▶ **Task to carry out**:
Tally every line of the listing below that holds "Selezione", then give the tally alone.
· · · · · · ·
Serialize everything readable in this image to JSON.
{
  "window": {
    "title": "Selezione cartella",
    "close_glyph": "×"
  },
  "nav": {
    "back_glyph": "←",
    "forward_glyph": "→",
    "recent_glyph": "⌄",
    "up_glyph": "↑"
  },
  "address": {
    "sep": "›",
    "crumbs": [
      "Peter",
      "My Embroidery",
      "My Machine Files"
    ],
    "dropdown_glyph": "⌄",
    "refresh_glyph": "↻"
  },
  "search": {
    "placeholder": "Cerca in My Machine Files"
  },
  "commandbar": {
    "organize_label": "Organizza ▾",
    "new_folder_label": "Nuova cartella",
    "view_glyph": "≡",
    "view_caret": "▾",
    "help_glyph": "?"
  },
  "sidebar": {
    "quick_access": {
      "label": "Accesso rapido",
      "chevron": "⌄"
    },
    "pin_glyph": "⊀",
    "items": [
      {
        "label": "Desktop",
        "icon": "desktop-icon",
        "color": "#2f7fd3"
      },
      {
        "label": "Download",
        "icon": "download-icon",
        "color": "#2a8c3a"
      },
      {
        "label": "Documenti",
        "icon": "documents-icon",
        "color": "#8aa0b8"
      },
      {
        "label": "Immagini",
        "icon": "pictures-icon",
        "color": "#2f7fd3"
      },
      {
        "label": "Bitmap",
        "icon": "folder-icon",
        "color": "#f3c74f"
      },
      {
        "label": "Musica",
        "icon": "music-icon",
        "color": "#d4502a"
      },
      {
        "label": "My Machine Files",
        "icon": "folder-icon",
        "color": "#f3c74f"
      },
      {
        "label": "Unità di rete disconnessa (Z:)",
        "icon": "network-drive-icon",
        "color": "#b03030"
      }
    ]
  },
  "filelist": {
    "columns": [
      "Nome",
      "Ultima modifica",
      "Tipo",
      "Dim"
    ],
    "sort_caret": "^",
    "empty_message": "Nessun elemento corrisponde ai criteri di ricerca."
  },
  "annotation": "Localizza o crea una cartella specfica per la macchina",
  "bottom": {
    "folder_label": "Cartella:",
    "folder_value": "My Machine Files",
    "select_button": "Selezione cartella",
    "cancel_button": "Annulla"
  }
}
· · · · · · ·
▶ **Task response**:
2